Exercise details: Reproduce the items word for word, beginning with the very first line and stopping after the line that contains "List app elements", with both ends included. Leave the pictures out of your answer.

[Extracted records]
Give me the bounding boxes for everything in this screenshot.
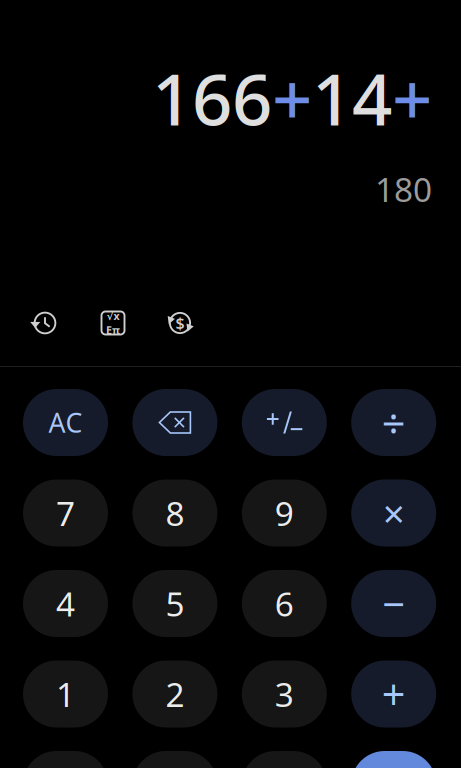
button[interactable]: 6 [242, 570, 327, 637]
button[interactable]: History [22, 300, 68, 346]
staticText: AC [48, 405, 82, 440]
staticText: 14 [312, 51, 392, 145]
staticText: 8 [165, 491, 184, 535]
button[interactable]: 7 [23, 480, 108, 546]
staticText: 5 [165, 581, 184, 626]
button[interactable]: 9 [242, 480, 327, 546]
staticText: 7 [56, 491, 75, 535]
staticText: √x [106, 309, 120, 323]
button[interactable]: Scientific mode [90, 300, 136, 346]
staticText: 166 [152, 51, 272, 145]
staticText: + [392, 51, 432, 145]
button[interactable]: AC [23, 389, 108, 456]
button[interactable]: 2 [132, 660, 217, 728]
staticText: × [383, 487, 405, 539]
button[interactable]: ÷ [351, 389, 436, 456]
staticText: 4 [56, 581, 75, 626]
staticText: $ [176, 312, 184, 334]
staticText: 3 [275, 672, 294, 716]
staticText: 1 [56, 672, 75, 716]
staticText: + [382, 667, 406, 722]
staticText: − [382, 577, 405, 630]
staticText: 2 [165, 672, 184, 716]
button[interactable]: . [242, 751, 327, 768]
button[interactable]: × [351, 480, 436, 546]
staticText: 9 [275, 491, 294, 535]
button[interactable]: Backspace [132, 389, 217, 456]
button[interactable]: + [351, 660, 436, 728]
button[interactable]: % [23, 751, 108, 768]
button[interactable]: 1 [23, 660, 108, 728]
button[interactable]: 8 [132, 480, 217, 546]
button[interactable]: 3 [242, 660, 327, 728]
button[interactable]: Toggle sign [242, 389, 327, 456]
button[interactable]: Currency converter [158, 300, 202, 346]
staticText: 6 [275, 581, 294, 626]
staticText: Eπ [106, 323, 120, 337]
staticText: ÷ [382, 395, 406, 450]
button[interactable]: 5 [132, 570, 217, 637]
button[interactable]: 0 [132, 751, 217, 768]
staticText: + [272, 51, 312, 145]
button[interactable]: 4 [23, 570, 108, 637]
button[interactable]: = [351, 751, 436, 768]
staticText: 180 [375, 167, 432, 211]
button[interactable]: − [351, 570, 436, 637]
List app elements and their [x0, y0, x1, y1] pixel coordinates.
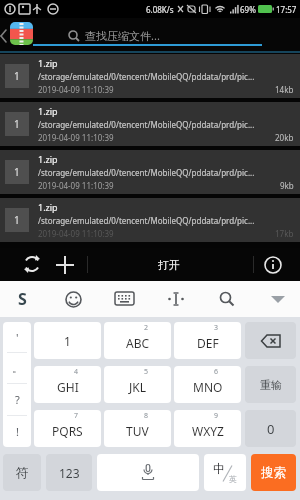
button[interactable]: 1 — [0, 150, 300, 194]
button[interactable]: S — [10, 287, 34, 311]
staticText: 7 — [74, 411, 79, 421]
button[interactable]: 1 — [0, 54, 300, 98]
staticText: 4 — [74, 367, 79, 377]
button[interactable]: 2 — [104, 322, 171, 359]
staticText: /storage/emulated/0/tencent/MobileQQ/pdd… — [38, 71, 255, 82]
button[interactable] — [264, 256, 282, 274]
staticText: 2019-04-09 11:10:39 — [38, 228, 114, 239]
staticText: 3 — [214, 323, 219, 333]
staticText: 1 — [64, 333, 71, 349]
staticText: 查找压缩文件... — [85, 28, 160, 43]
staticText: 17:57 — [276, 4, 297, 15]
staticText: /storage/emulated/0/tencent/MobileQQ/pdd… — [38, 119, 255, 130]
button[interactable]: 9 — [174, 410, 241, 447]
staticText: 1.zip — [38, 201, 58, 213]
staticText: ' — [16, 330, 19, 345]
staticText: 重输 — [260, 378, 282, 392]
button[interactable] — [245, 322, 296, 359]
staticText: 17kb — [275, 228, 294, 239]
button[interactable]: 7 — [34, 410, 101, 447]
staticText: 英 — [229, 474, 237, 484]
button[interactable]: 符 — [3, 454, 41, 491]
button[interactable] — [164, 287, 188, 311]
staticText: 搜索 — [261, 465, 286, 481]
staticText: 1.zip — [38, 105, 58, 117]
staticText: S — [18, 288, 27, 310]
button[interactable]: 1 — [0, 102, 300, 146]
button[interactable]: 1 — [0, 198, 300, 242]
staticText: ABC — [126, 335, 150, 351]
staticText: PQRS — [52, 423, 83, 439]
button[interactable]: 8 — [104, 410, 171, 447]
staticText: 20kb — [275, 132, 294, 143]
staticText: 0 — [267, 420, 275, 438]
staticText: 2019-04-09 11:10:39 — [38, 132, 114, 143]
button[interactable] — [215, 287, 239, 311]
button[interactable]: 5 — [104, 366, 171, 403]
button[interactable]: 123 — [46, 454, 92, 491]
staticText: 69% — [240, 4, 256, 15]
button[interactable] — [266, 287, 290, 311]
staticText: 中 — [213, 461, 225, 476]
button[interactable]: 重输 — [245, 366, 296, 403]
button[interactable]: 3 — [174, 322, 241, 359]
staticText: 14kb — [275, 84, 294, 95]
staticText: 9kb — [280, 180, 294, 191]
staticText: 6 — [214, 367, 219, 377]
button[interactable]: 0 — [245, 410, 296, 447]
button[interactable]: 1 — [34, 322, 101, 359]
button[interactable] — [55, 255, 75, 275]
button[interactable]: 打开 — [158, 258, 180, 272]
button[interactable]: 中 — [204, 454, 246, 491]
button[interactable] — [112, 287, 136, 311]
staticText: DEF — [197, 335, 219, 351]
staticText: 1.zip — [38, 153, 58, 165]
staticText: /storage/emulated/0/tencent/MobileQQ/pdd… — [38, 167, 255, 178]
staticText: 123 — [59, 465, 80, 481]
staticText: 1 — [14, 165, 20, 179]
staticText: 2 — [144, 323, 149, 333]
button[interactable] — [97, 454, 199, 491]
staticText: TUV — [126, 423, 149, 439]
staticText: 打开 — [158, 258, 180, 272]
staticText: 2019-04-09 11:10:39 — [38, 84, 114, 95]
staticText: ! — [16, 424, 19, 439]
staticText: JKL — [129, 379, 146, 395]
staticText: WXYZ — [192, 423, 224, 439]
staticText: MNO — [193, 379, 223, 395]
staticText: 9 — [214, 411, 219, 421]
staticText: 5 — [144, 367, 149, 377]
button[interactable] — [61, 287, 85, 311]
staticText: 符 — [16, 465, 29, 481]
button[interactable]: 6 — [174, 366, 241, 403]
button[interactable]: ? — [3, 384, 31, 415]
staticText: 6.08K/s — [146, 4, 174, 15]
staticText: /storage/emulated/0/tencent/MobileQQ/pdd… — [38, 215, 255, 226]
staticText: 8 — [144, 411, 149, 421]
staticText: 1 — [14, 213, 20, 227]
staticText: ? — [15, 392, 20, 407]
button[interactable]: ' — [3, 322, 31, 352]
button[interactable]: 搜索 — [251, 454, 296, 491]
button[interactable] — [22, 254, 44, 276]
staticText: 。 — [12, 361, 23, 375]
staticText: GHI — [57, 379, 79, 395]
button[interactable]: 4 — [34, 366, 101, 403]
staticText: 1.zip — [38, 57, 58, 69]
button[interactable]: ! — [3, 416, 31, 447]
staticText: 2019-04-09 11:10:39 — [38, 180, 114, 191]
staticText: 1 — [14, 117, 20, 131]
button[interactable]: 。 — [3, 353, 31, 383]
staticText: 1 — [14, 69, 20, 83]
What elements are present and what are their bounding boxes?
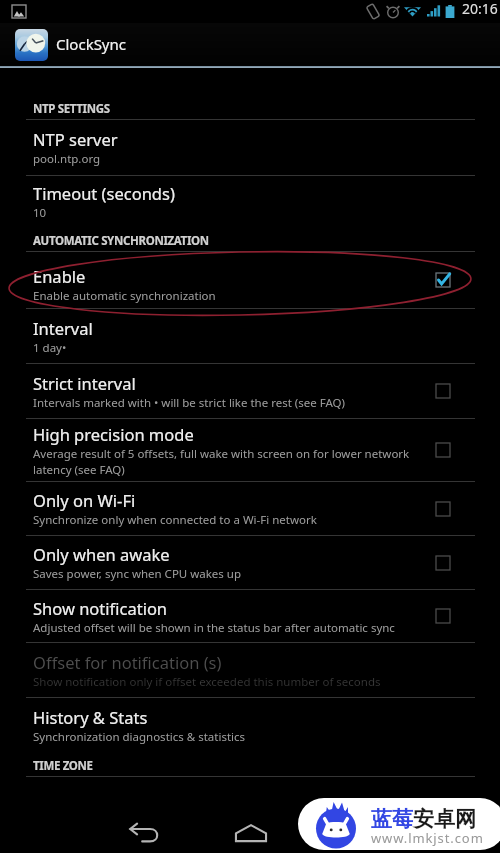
staticText: TIME ZONE <box>33 758 93 774</box>
button[interactable]: Only when awake <box>436 536 500 589</box>
staticText: Saves power, sync when CPU wakes up <box>33 566 242 582</box>
button[interactable]: Timeout (seconds) <box>0 176 500 227</box>
staticText: Timeout (seconds) <box>33 182 175 204</box>
staticText: NTP SETTINGS <box>33 101 110 117</box>
button[interactable]: Only on Wi-Fi <box>436 482 500 535</box>
button[interactable]: Back <box>116 812 172 853</box>
staticText: High precision mode <box>33 423 194 445</box>
button[interactable]: Home <box>223 812 279 853</box>
staticText: 10 <box>33 205 47 221</box>
button[interactable]: Only when awake <box>0 536 500 589</box>
staticText: 蓝莓 <box>371 806 413 832</box>
staticText: Average result of 5 offsets, full wake w… <box>33 446 428 477</box>
button[interactable]: Show notification <box>0 590 500 642</box>
button[interactable]: High precision mode <box>0 419 500 481</box>
button[interactable]: Strict interval <box>436 364 500 418</box>
staticText: Only when awake <box>33 543 170 565</box>
staticText: NTP server <box>33 128 118 150</box>
button[interactable]: High precision mode <box>436 419 500 481</box>
staticText: Show notification only if offset exceede… <box>33 674 381 690</box>
button[interactable]: History & Stats <box>0 698 500 752</box>
button[interactable]: Show notification <box>436 590 500 642</box>
staticText: Interval <box>33 317 93 339</box>
staticText: Enable automatic synchronization <box>33 288 216 304</box>
button[interactable]: Only on Wi-Fi <box>0 482 500 535</box>
staticText: AUTOMATIC SYNCHRONIZATION <box>33 233 209 249</box>
staticText: 20:16 <box>462 0 498 18</box>
staticText: Show notification <box>33 597 168 619</box>
staticText: History & Stats <box>33 706 148 728</box>
staticText: pool.ntp.org <box>33 151 101 167</box>
staticText: Enable <box>33 265 86 287</box>
staticText: 安卓网 <box>413 806 476 832</box>
button[interactable]: Strict interval <box>0 364 500 418</box>
button[interactable]: NTP server <box>0 120 500 175</box>
staticText: Strict interval <box>33 372 136 394</box>
staticText: ClockSync <box>56 34 126 54</box>
staticText: Synchronize only when connected to a Wi-… <box>33 512 317 528</box>
button[interactable]: Interval <box>0 309 500 363</box>
staticText: Synchronization diagnostics & statistics <box>33 729 246 745</box>
staticText: www.lmkjst.com <box>371 829 484 847</box>
staticText: Adjusted offset will be shown in the sta… <box>33 620 395 636</box>
staticText: Offset for notification (s) <box>33 651 222 673</box>
staticText: Intervals marked with • will be strict l… <box>33 395 346 411</box>
button[interactable]: Enable <box>0 252 500 308</box>
staticText: Only on Wi-Fi <box>33 489 136 511</box>
button[interactable]: Offset for notification (s) <box>0 643 500 697</box>
staticText: 1 day• <box>33 340 67 356</box>
button[interactable]: Enable <box>436 252 500 308</box>
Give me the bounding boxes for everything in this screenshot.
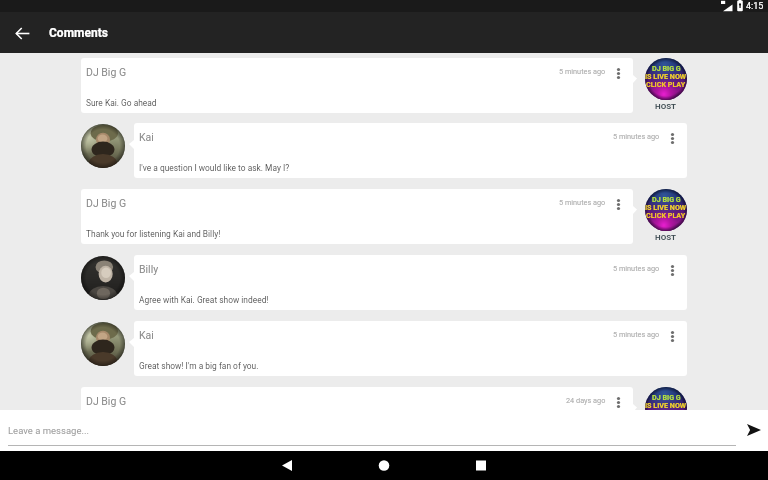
button[interactable]: DJ Big G bbox=[81, 387, 633, 442]
staticText: Comments bbox=[49, 26, 108, 40]
staticText: Great show! I'm a big fan of you. bbox=[139, 361, 259, 371]
staticText: Leave a message... bbox=[8, 425, 89, 436]
staticText: IS LIVE NOW bbox=[645, 203, 687, 211]
staticText: DJ Big G bbox=[86, 66, 127, 78]
button[interactable]: Kai bbox=[134, 321, 687, 376]
staticText: 5 minutes ago bbox=[613, 330, 660, 339]
button[interactable]: Billy bbox=[134, 255, 687, 310]
staticText: 5 minutes ago bbox=[559, 67, 606, 76]
staticText: HOST bbox=[655, 102, 677, 111]
staticText: Thank you for listening Kai and Billy! bbox=[86, 229, 221, 239]
staticText: I've a question I would like to ask. May… bbox=[139, 163, 290, 173]
button[interactable]: Kai bbox=[134, 123, 687, 178]
staticText: IS LIVE NOW bbox=[645, 401, 687, 409]
staticText: Kai bbox=[139, 329, 154, 341]
staticText: Kai bbox=[139, 131, 154, 143]
staticText: DJ BIG G bbox=[652, 393, 681, 401]
staticText: 5 minutes ago bbox=[559, 198, 606, 207]
button[interactable]: More options bbox=[613, 65, 624, 82]
staticText: DJ Big G bbox=[86, 197, 127, 209]
button[interactable]: DJ Big G bbox=[81, 58, 633, 113]
button[interactable]: Send bbox=[741, 417, 767, 443]
button[interactable]: Leave a message... bbox=[8, 421, 728, 439]
staticText: Agree with Kai. Great show indeed! bbox=[139, 295, 269, 305]
staticText: Sure Kai. Go ahead bbox=[86, 98, 157, 108]
staticText: CLICK PLAY bbox=[646, 80, 686, 88]
button[interactable]: More options bbox=[667, 262, 678, 279]
staticText: CLICK PLAY bbox=[646, 211, 686, 219]
staticText: DJ BIG G bbox=[652, 195, 681, 203]
staticText: DJ BIG G bbox=[652, 64, 681, 72]
staticText: 5 minutes ago bbox=[613, 132, 660, 141]
staticText: 5 minutes ago bbox=[613, 264, 660, 273]
button[interactable]: More options bbox=[667, 130, 678, 147]
staticText: HOST bbox=[655, 233, 677, 242]
staticText: Billy bbox=[139, 263, 159, 275]
staticText: DJ Big G bbox=[86, 395, 127, 407]
button[interactable]: More options bbox=[667, 328, 678, 345]
staticText: 24 days ago bbox=[566, 396, 606, 405]
staticText: IS LIVE NOW bbox=[645, 72, 687, 80]
button[interactable]: DJ Big G bbox=[81, 189, 633, 244]
button[interactable]: More options bbox=[613, 196, 624, 213]
staticText: CLICK PLAY bbox=[646, 409, 686, 417]
staticText: 4:15 bbox=[746, 1, 764, 12]
button[interactable]: More options bbox=[613, 394, 624, 411]
button[interactable]: Back bbox=[0, 12, 42, 53]
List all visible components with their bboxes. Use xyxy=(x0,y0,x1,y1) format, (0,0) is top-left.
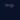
staticText: Rings xyxy=(5,2,14,8)
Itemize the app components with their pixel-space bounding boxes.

Exercise answer:
Give me the bounding boxes for everything in this screenshot.
button[interactable]: 6 [242, 570, 327, 637]
button[interactable]: History [22, 300, 68, 346]
staticText: AC [48, 405, 82, 440]
staticText: 14 [312, 51, 392, 145]
staticText: 8 [165, 491, 184, 535]
button[interactable]: 7 [23, 480, 108, 546]
staticText: 5 [165, 581, 184, 626]
button[interactable]: 9 [242, 480, 327, 546]
staticText: 7 [56, 491, 75, 535]
staticText: √x [106, 309, 120, 323]
button[interactable]: Scientific mode [90, 300, 136, 346]
staticText: 166 [152, 51, 272, 145]
staticText: + [392, 51, 432, 145]
button[interactable]: AC [23, 389, 108, 456]
button[interactable]: 2 [132, 660, 217, 728]
staticText: × [383, 487, 405, 539]
button[interactable]: ÷ [351, 389, 436, 456]
staticText: 4 [56, 581, 75, 626]
staticText: $ [176, 312, 184, 334]
staticText: 3 [275, 672, 294, 716]
staticText: 1 [56, 672, 75, 716]
staticText: + [382, 667, 406, 722]
staticText: − [382, 577, 405, 630]
staticText: 2 [165, 672, 184, 716]
button[interactable]: . [242, 751, 327, 768]
button[interactable]: × [351, 480, 436, 546]
staticText: 9 [275, 491, 294, 535]
button[interactable]: Backspace [132, 389, 217, 456]
button[interactable]: + [351, 660, 436, 728]
button[interactable]: % [23, 751, 108, 768]
button[interactable]: 1 [23, 660, 108, 728]
button[interactable]: 8 [132, 480, 217, 546]
button[interactable]: 3 [242, 660, 327, 728]
button[interactable]: Toggle sign [242, 389, 327, 456]
button[interactable]: Currency converter [158, 300, 202, 346]
staticText: 6 [275, 581, 294, 626]
staticText: Eπ [106, 323, 120, 337]
staticText: ÷ [382, 395, 406, 450]
button[interactable]: 5 [132, 570, 217, 637]
button[interactable]: 0 [132, 751, 217, 768]
staticText: + [272, 51, 312, 145]
button[interactable]: 4 [23, 570, 108, 637]
button[interactable]: = [351, 751, 436, 768]
staticText: 180 [375, 167, 432, 211]
button[interactable]: − [351, 570, 436, 637]
List app elements and their [x0, y0, x1, y1] pixel coordinates.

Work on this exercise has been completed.